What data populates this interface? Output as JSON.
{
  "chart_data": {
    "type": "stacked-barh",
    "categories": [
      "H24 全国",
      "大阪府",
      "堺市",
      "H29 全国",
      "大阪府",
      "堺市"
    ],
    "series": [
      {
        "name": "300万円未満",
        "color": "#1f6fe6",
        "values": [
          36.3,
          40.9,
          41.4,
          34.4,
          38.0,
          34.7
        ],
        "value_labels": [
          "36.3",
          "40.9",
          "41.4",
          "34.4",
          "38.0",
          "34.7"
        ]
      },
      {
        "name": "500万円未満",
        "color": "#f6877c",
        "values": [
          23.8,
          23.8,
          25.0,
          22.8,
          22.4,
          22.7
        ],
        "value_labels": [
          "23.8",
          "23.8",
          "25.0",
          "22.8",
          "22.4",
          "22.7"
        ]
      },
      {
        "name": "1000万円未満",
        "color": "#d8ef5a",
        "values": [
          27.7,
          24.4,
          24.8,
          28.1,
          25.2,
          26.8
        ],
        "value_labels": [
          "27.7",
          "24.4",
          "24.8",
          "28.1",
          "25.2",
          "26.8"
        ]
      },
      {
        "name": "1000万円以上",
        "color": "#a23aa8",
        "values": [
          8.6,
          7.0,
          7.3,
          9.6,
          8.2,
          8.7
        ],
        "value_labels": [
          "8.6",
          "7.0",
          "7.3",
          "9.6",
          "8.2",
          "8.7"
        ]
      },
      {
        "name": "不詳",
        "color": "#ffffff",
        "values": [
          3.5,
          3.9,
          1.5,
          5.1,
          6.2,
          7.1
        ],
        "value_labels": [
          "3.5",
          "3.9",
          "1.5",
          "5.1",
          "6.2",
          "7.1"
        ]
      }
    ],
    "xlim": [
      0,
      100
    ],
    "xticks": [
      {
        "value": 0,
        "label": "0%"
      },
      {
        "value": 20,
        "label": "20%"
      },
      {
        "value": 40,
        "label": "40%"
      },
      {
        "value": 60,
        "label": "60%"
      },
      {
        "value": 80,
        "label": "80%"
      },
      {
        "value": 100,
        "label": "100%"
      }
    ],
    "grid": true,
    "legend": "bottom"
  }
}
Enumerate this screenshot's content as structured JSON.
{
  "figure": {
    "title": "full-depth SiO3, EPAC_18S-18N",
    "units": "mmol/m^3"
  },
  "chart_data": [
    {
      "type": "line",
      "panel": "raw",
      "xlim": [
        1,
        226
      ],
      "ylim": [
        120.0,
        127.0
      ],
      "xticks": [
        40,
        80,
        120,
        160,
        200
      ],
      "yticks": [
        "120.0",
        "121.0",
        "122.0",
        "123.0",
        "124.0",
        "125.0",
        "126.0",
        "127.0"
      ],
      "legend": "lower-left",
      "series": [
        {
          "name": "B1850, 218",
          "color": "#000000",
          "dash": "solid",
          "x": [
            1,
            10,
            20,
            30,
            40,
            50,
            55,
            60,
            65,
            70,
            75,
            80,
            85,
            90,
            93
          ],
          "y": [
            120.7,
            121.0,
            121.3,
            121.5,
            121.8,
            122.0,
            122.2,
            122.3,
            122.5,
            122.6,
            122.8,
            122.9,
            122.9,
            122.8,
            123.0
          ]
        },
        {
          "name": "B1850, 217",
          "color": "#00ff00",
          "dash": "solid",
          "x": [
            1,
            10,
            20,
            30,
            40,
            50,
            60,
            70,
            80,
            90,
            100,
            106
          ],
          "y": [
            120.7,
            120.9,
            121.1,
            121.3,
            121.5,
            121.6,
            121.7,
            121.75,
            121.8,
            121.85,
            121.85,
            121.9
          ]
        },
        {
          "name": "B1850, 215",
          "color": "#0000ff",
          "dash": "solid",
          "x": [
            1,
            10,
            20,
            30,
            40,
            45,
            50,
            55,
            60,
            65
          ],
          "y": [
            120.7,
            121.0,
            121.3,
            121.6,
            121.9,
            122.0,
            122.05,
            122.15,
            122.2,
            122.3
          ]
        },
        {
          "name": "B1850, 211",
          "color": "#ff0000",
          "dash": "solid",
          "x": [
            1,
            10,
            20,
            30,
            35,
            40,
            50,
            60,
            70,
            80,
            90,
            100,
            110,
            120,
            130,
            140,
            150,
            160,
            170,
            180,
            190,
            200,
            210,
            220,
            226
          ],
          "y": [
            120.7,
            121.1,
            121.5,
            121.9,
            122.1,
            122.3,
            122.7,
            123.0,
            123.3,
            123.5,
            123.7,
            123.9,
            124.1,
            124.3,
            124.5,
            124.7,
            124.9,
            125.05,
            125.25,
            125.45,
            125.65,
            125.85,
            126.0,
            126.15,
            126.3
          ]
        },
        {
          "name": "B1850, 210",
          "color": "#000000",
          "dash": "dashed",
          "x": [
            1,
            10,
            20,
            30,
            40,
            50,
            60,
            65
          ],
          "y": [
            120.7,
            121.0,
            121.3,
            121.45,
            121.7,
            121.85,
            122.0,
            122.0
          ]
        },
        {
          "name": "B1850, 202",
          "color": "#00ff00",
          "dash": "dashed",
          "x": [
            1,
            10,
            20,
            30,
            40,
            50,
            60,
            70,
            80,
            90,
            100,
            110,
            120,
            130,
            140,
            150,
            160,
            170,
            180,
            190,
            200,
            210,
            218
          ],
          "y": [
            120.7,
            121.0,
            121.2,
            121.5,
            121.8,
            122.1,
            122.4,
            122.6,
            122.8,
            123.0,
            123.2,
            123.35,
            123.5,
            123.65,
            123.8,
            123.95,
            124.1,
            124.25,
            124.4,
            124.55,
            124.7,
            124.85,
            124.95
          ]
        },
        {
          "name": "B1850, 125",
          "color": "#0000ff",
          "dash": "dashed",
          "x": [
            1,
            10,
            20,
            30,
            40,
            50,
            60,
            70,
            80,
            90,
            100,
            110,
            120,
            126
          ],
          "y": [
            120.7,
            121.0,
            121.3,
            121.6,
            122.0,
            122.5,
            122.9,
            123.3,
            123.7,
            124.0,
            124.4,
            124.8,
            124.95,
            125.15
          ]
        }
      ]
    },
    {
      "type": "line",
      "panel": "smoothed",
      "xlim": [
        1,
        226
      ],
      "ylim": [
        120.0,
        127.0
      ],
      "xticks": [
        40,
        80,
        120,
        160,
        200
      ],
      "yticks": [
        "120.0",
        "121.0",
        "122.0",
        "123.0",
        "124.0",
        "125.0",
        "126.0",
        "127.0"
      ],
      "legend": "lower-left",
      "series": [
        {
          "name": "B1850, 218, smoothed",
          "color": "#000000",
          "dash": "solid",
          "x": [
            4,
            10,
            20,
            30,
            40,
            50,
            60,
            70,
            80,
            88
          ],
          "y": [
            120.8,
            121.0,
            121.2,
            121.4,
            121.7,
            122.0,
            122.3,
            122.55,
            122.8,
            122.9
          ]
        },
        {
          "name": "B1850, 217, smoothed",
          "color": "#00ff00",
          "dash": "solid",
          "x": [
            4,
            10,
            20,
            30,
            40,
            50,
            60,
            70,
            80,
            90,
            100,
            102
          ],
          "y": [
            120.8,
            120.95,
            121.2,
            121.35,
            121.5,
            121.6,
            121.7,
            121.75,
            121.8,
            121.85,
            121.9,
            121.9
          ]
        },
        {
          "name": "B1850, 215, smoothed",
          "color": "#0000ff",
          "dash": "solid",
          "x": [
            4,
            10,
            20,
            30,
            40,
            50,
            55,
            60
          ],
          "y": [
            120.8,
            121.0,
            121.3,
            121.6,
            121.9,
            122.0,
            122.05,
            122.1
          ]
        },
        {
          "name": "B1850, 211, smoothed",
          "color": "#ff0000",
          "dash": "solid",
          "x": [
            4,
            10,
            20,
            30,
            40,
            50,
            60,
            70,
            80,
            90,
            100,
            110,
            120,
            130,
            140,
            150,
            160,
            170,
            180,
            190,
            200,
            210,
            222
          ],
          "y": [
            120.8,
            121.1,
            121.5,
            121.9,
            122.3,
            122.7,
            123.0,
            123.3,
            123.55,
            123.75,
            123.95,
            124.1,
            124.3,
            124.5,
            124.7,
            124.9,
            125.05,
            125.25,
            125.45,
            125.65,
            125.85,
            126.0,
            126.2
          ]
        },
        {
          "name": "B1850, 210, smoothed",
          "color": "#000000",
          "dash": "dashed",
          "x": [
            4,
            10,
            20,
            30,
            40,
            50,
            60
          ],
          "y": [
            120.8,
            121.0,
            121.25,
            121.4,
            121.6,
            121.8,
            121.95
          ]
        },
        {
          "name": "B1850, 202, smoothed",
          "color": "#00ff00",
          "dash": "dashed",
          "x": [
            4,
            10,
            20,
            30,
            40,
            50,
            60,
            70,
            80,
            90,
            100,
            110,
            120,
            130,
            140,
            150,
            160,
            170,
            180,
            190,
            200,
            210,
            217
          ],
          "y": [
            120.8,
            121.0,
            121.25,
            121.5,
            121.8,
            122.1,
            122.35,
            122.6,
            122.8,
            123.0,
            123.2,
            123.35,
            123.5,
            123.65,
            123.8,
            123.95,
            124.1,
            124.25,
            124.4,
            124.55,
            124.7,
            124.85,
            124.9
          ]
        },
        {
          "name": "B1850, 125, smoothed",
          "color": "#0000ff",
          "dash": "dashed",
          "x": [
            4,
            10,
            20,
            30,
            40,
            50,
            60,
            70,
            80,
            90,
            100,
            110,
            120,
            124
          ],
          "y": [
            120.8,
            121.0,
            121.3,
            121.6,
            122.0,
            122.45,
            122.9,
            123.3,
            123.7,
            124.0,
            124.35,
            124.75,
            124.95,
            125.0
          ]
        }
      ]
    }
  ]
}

+ + +

● **THE REQUEST**
Lines holding the word "this" in the entries above are the ones to pull out. Copy them all.

● **SOLVED EXERCISE**
What data populates this interface? Output as JSON.
Enumerate this screenshot's content as structured JSON.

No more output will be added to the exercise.